- PROBLEM TO SOLVE: Omit the pictures, please, and give each record below again exactly.

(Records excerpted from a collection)
= = = = =

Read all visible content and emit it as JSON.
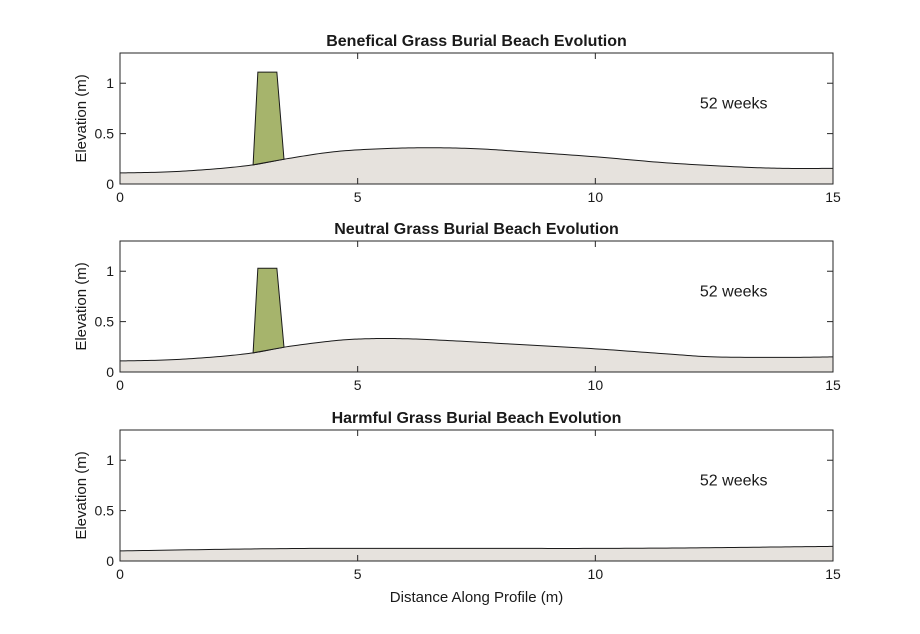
{
  "chart_data": [
    {
      "type": "area",
      "title": "Benefical Grass Burial Beach Evolution",
      "xlabel": "",
      "ylabel": "Elevation (m)",
      "xlim": [
        0,
        15
      ],
      "ylim": [
        0,
        1.3
      ],
      "xticks": [
        0,
        5,
        10,
        15
      ],
      "yticks": [
        0,
        0.5,
        1
      ],
      "ytick_labels": [
        "0",
        "0.5",
        "1"
      ],
      "grid": false,
      "annotation": {
        "text": "52 weeks",
        "x": 12.2,
        "y": 0.8
      },
      "colors": {
        "sand": "#e6e2dd",
        "grass": "#a6b46c"
      },
      "series": [
        {
          "x": [
            0,
            1,
            2,
            2.8,
            3.5,
            4.5,
            5.5,
            6.5,
            7.5,
            8.5,
            10,
            11.5,
            13,
            14,
            15
          ],
          "values": [
            0.11,
            0.12,
            0.15,
            0.19,
            0.25,
            0.32,
            0.35,
            0.36,
            0.35,
            0.32,
            0.27,
            0.21,
            0.17,
            0.155,
            0.155
          ]
        }
      ],
      "grass": {
        "x": [
          2.8,
          2.9,
          3.3,
          3.45
        ],
        "y_top": 1.11
      }
    },
    {
      "type": "area",
      "title": "Neutral Grass Burial Beach Evolution",
      "xlabel": "",
      "ylabel": "Elevation (m)",
      "xlim": [
        0,
        15
      ],
      "ylim": [
        0,
        1.3
      ],
      "xticks": [
        0,
        5,
        10,
        15
      ],
      "yticks": [
        0,
        0.5,
        1
      ],
      "ytick_labels": [
        "0",
        "0.5",
        "1"
      ],
      "grid": false,
      "annotation": {
        "text": "52 weeks",
        "x": 12.2,
        "y": 0.8
      },
      "colors": {
        "sand": "#e6e2dd",
        "grass": "#a6b46c"
      },
      "series": [
        {
          "x": [
            0,
            1,
            2,
            2.8,
            3.5,
            4.5,
            5.2,
            6,
            7,
            8.5,
            10,
            11.5,
            12.5,
            14,
            15
          ],
          "values": [
            0.11,
            0.12,
            0.15,
            0.19,
            0.25,
            0.31,
            0.33,
            0.33,
            0.31,
            0.27,
            0.23,
            0.18,
            0.15,
            0.145,
            0.15
          ]
        }
      ],
      "grass": {
        "x": [
          2.8,
          2.9,
          3.3,
          3.45
        ],
        "y_top": 1.03
      }
    },
    {
      "type": "area",
      "title": "Harmful Grass Burial Beach Evolution",
      "xlabel": "Distance Along Profile (m)",
      "ylabel": "Elevation (m)",
      "xlim": [
        0,
        15
      ],
      "ylim": [
        0,
        1.3
      ],
      "xticks": [
        0,
        5,
        10,
        15
      ],
      "yticks": [
        0,
        0.5,
        1
      ],
      "ytick_labels": [
        "0",
        "0.5",
        "1"
      ],
      "grid": false,
      "annotation": {
        "text": "52 weeks",
        "x": 12.2,
        "y": 0.8
      },
      "colors": {
        "sand": "#e6e2dd",
        "grass": "#a6b46c"
      },
      "series": [
        {
          "x": [
            0,
            2,
            4,
            6,
            8,
            10,
            12,
            14,
            15
          ],
          "values": [
            0.1,
            0.115,
            0.125,
            0.125,
            0.125,
            0.125,
            0.13,
            0.14,
            0.145
          ]
        }
      ],
      "grass": null
    }
  ]
}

= = = = =

- RESPONSE TO THE TASK:
Read all visible content and emit it as JSON.
{
  "chart_data": [
    {
      "type": "area",
      "title": "Benefical Grass Burial Beach Evolution",
      "xlabel": "",
      "ylabel": "Elevation (m)",
      "xlim": [
        0,
        15
      ],
      "ylim": [
        0,
        1.3
      ],
      "xticks": [
        0,
        5,
        10,
        15
      ],
      "yticks": [
        0,
        0.5,
        1
      ],
      "ytick_labels": [
        "0",
        "0.5",
        "1"
      ],
      "grid": false,
      "annotation": {
        "text": "52 weeks",
        "x": 12.2,
        "y": 0.8
      },
      "colors": {
        "sand": "#e6e2dd",
        "grass": "#a6b46c"
      },
      "series": [
        {
          "x": [
            0,
            1,
            2,
            2.8,
            3.5,
            4.5,
            5.5,
            6.5,
            7.5,
            8.5,
            10,
            11.5,
            13,
            14,
            15
          ],
          "values": [
            0.11,
            0.12,
            0.15,
            0.19,
            0.25,
            0.32,
            0.35,
            0.36,
            0.35,
            0.32,
            0.27,
            0.21,
            0.17,
            0.155,
            0.155
          ]
        }
      ],
      "grass": {
        "x": [
          2.8,
          2.9,
          3.3,
          3.45
        ],
        "y_top": 1.11
      }
    },
    {
      "type": "area",
      "title": "Neutral Grass Burial Beach Evolution",
      "xlabel": "",
      "ylabel": "Elevation (m)",
      "xlim": [
        0,
        15
      ],
      "ylim": [
        0,
        1.3
      ],
      "xticks": [
        0,
        5,
        10,
        15
      ],
      "yticks": [
        0,
        0.5,
        1
      ],
      "ytick_labels": [
        "0",
        "0.5",
        "1"
      ],
      "grid": false,
      "annotation": {
        "text": "52 weeks",
        "x": 12.2,
        "y": 0.8
      },
      "colors": {
        "sand": "#e6e2dd",
        "grass": "#a6b46c"
      },
      "series": [
        {
          "x": [
            0,
            1,
            2,
            2.8,
            3.5,
            4.5,
            5.2,
            6,
            7,
            8.5,
            10,
            11.5,
            12.5,
            14,
            15
          ],
          "values": [
            0.11,
            0.12,
            0.15,
            0.19,
            0.25,
            0.31,
            0.33,
            0.33,
            0.31,
            0.27,
            0.23,
            0.18,
            0.15,
            0.145,
            0.15
          ]
        }
      ],
      "grass": {
        "x": [
          2.8,
          2.9,
          3.3,
          3.45
        ],
        "y_top": 1.03
      }
    },
    {
      "type": "area",
      "title": "Harmful Grass Burial Beach Evolution",
      "xlabel": "Distance Along Profile (m)",
      "ylabel": "Elevation (m)",
      "xlim": [
        0,
        15
      ],
      "ylim": [
        0,
        1.3
      ],
      "xticks": [
        0,
        5,
        10,
        15
      ],
      "yticks": [
        0,
        0.5,
        1
      ],
      "ytick_labels": [
        "0",
        "0.5",
        "1"
      ],
      "grid": false,
      "annotation": {
        "text": "52 weeks",
        "x": 12.2,
        "y": 0.8
      },
      "colors": {
        "sand": "#e6e2dd",
        "grass": "#a6b46c"
      },
      "series": [
        {
          "x": [
            0,
            2,
            4,
            6,
            8,
            10,
            12,
            14,
            15
          ],
          "values": [
            0.1,
            0.115,
            0.125,
            0.125,
            0.125,
            0.125,
            0.13,
            0.14,
            0.145
          ]
        }
      ],
      "grass": null
    }
  ]
}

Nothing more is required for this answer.